Task brief:
Filter the data for lines with the word "worth", then copy every line so identified.

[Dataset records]
___
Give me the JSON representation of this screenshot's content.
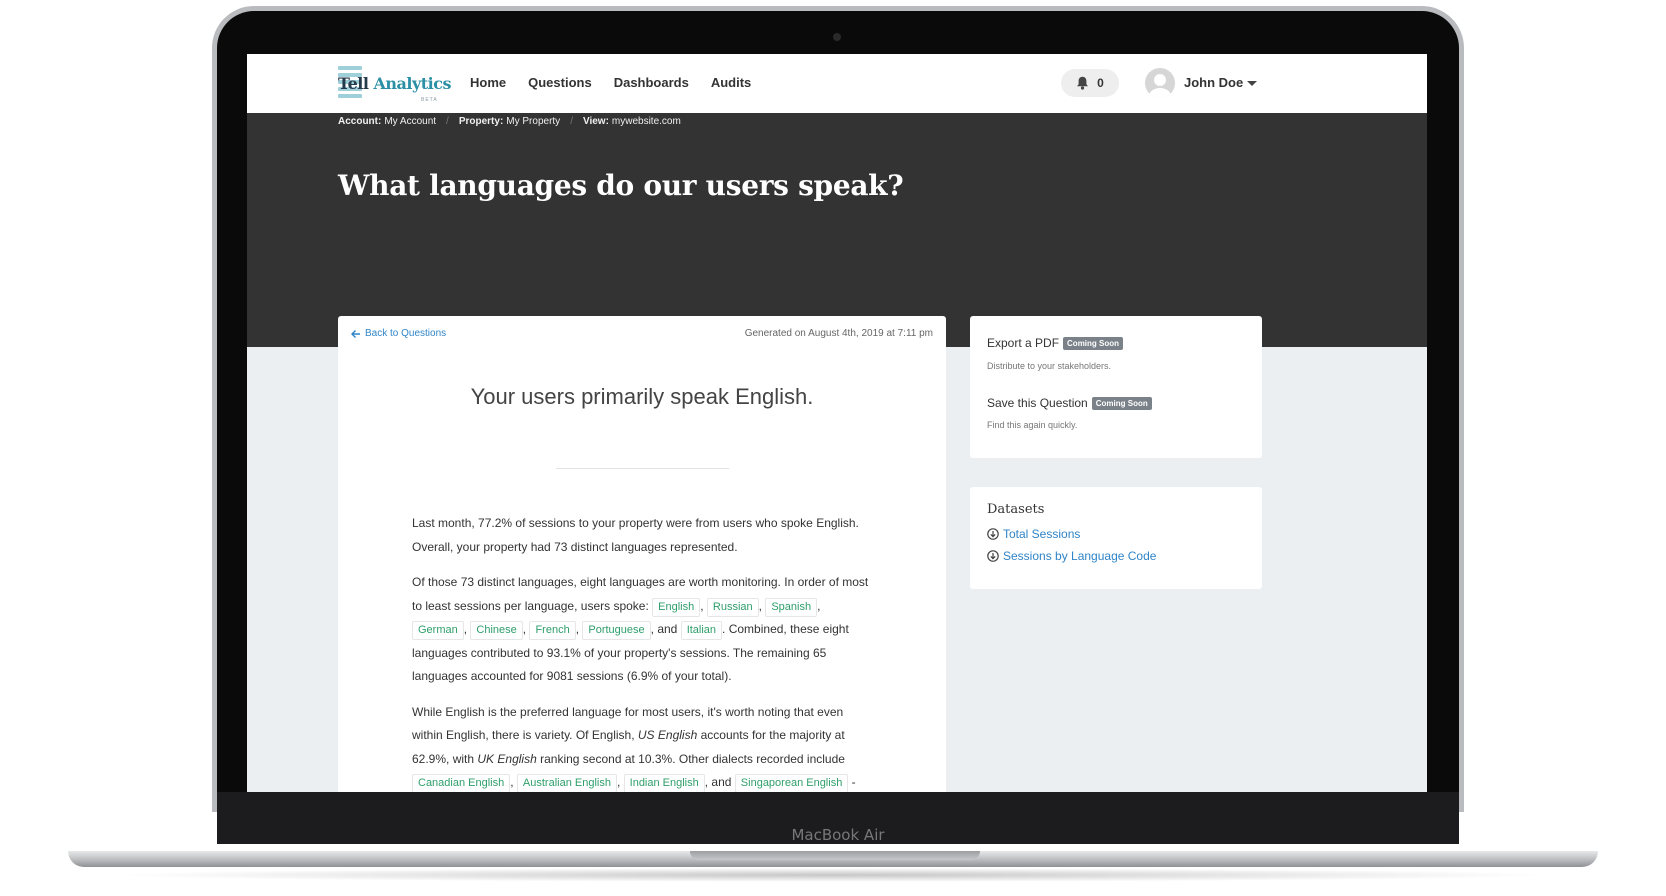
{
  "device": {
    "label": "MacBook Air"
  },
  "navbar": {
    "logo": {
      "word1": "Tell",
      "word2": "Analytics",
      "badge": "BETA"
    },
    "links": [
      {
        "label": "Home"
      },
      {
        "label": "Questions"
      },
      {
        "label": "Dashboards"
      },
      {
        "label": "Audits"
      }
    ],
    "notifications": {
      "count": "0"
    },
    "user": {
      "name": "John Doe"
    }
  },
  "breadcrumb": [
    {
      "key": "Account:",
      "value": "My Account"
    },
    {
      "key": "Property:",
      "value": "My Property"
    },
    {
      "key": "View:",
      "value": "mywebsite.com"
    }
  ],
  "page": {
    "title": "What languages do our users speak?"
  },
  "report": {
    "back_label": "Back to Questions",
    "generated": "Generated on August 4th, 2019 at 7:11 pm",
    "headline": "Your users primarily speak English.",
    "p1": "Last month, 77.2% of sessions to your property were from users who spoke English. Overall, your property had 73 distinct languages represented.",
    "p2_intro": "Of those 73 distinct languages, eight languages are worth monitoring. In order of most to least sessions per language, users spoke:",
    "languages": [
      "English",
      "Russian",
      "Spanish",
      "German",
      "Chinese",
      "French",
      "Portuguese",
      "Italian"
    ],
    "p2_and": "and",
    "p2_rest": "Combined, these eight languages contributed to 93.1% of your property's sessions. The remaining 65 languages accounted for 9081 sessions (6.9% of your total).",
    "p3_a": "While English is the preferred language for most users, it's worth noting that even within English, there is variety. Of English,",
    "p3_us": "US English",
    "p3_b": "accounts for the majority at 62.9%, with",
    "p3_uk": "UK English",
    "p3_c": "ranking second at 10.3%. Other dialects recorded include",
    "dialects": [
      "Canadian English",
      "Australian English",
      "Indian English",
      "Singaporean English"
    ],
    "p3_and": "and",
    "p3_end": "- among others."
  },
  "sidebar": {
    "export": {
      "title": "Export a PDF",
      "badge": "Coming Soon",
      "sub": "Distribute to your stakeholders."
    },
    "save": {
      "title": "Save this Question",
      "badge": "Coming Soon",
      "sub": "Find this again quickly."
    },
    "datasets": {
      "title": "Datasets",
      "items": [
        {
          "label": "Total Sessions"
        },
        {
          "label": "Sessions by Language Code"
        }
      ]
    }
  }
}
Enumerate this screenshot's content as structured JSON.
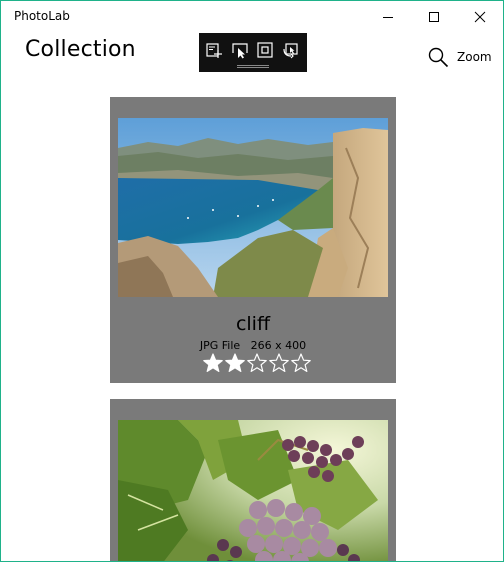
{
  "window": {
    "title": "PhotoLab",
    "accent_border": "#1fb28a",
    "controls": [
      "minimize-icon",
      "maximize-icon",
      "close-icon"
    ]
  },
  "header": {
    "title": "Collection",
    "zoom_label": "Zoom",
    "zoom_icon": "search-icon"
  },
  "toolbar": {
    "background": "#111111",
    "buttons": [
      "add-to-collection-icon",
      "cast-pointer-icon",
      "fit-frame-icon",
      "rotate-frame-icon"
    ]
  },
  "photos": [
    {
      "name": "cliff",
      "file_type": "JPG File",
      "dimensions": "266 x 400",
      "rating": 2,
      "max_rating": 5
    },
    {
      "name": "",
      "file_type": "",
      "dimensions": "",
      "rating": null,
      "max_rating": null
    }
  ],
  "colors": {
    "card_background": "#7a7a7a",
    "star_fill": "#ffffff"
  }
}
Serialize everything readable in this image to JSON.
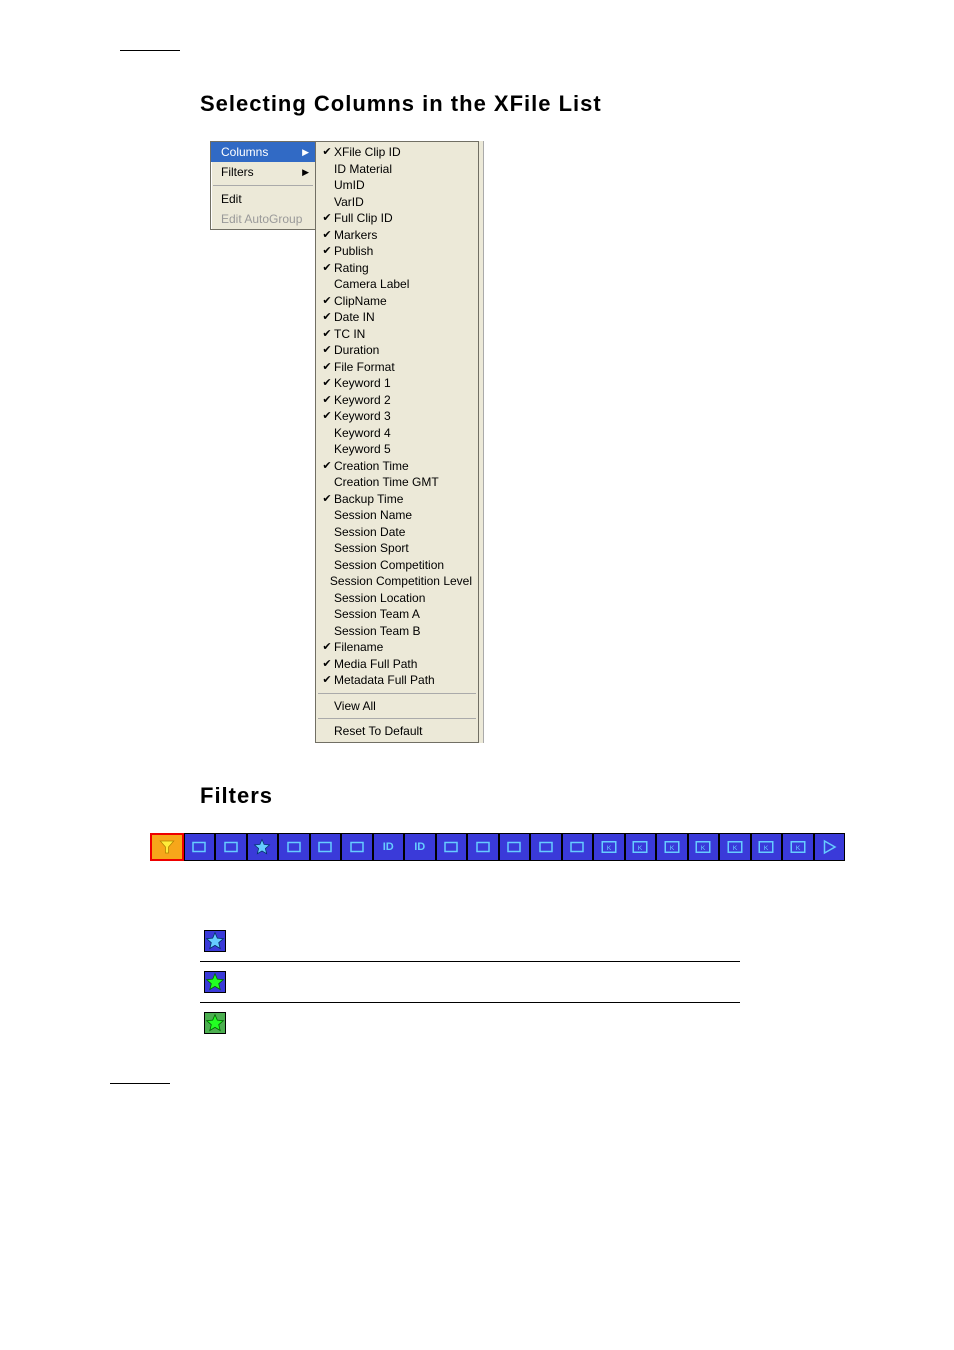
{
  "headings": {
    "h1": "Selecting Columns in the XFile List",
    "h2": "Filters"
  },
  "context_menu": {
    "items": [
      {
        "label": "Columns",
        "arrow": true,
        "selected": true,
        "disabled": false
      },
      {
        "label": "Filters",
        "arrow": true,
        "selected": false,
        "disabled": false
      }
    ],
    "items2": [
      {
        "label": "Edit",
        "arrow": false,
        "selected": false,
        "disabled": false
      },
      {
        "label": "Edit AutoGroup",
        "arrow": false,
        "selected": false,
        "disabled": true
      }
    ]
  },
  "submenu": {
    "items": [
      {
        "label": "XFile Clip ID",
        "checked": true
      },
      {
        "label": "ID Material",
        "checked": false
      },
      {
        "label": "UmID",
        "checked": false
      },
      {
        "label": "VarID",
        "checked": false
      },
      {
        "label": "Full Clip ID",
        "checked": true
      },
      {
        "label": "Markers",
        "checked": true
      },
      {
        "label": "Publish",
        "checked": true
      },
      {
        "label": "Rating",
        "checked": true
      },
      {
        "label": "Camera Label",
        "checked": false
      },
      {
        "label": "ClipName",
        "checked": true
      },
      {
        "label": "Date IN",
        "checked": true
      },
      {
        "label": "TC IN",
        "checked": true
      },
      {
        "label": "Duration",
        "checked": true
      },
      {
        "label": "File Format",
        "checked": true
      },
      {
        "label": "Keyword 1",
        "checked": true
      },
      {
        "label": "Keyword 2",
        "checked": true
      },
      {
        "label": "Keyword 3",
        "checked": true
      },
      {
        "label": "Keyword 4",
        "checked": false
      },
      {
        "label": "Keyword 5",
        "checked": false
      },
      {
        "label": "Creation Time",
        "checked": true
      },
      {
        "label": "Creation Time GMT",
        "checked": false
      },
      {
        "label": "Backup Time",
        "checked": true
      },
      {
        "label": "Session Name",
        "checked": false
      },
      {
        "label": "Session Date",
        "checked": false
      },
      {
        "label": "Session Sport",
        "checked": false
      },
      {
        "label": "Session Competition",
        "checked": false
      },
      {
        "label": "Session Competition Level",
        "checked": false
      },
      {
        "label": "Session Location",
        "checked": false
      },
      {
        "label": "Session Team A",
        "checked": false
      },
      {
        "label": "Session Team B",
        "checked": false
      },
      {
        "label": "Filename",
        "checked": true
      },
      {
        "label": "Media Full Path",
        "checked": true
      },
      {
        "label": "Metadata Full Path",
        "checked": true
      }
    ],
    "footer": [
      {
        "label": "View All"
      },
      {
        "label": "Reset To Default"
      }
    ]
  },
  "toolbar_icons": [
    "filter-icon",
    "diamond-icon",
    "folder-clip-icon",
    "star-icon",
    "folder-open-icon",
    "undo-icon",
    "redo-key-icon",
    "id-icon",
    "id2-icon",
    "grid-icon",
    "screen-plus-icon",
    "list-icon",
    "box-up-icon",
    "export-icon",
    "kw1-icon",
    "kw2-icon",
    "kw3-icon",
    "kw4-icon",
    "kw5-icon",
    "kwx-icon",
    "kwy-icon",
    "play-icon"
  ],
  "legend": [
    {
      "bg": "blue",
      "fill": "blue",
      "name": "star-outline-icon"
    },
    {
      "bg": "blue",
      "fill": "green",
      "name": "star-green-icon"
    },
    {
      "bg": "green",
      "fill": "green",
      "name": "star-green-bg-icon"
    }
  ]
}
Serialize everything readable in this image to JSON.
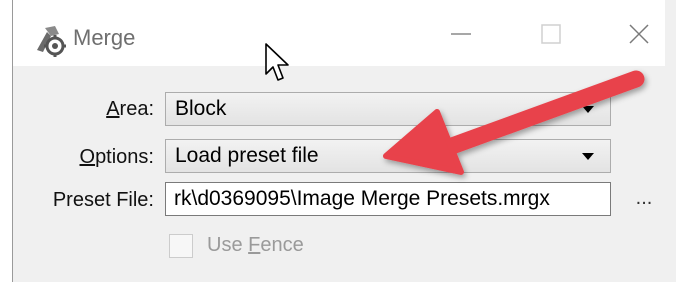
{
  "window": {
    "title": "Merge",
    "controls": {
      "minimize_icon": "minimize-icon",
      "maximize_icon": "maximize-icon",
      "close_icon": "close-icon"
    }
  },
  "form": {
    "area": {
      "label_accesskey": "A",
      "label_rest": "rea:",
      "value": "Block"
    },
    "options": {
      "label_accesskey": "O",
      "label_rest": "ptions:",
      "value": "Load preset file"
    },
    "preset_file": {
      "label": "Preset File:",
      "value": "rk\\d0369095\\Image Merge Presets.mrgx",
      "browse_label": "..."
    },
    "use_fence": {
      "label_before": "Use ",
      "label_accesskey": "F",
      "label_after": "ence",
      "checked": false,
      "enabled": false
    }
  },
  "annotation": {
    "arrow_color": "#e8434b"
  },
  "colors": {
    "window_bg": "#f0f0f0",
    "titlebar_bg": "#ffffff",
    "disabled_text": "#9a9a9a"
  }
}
___
Written response:
    "p2_intro": "Of those 73 distinct languages, eight languages are worth monitoring. In order of most to least sessions per language, users spoke:",
    "p3_a": "While English is the preferred language for most users, it's worth noting that even within English, there is variety. Of English,",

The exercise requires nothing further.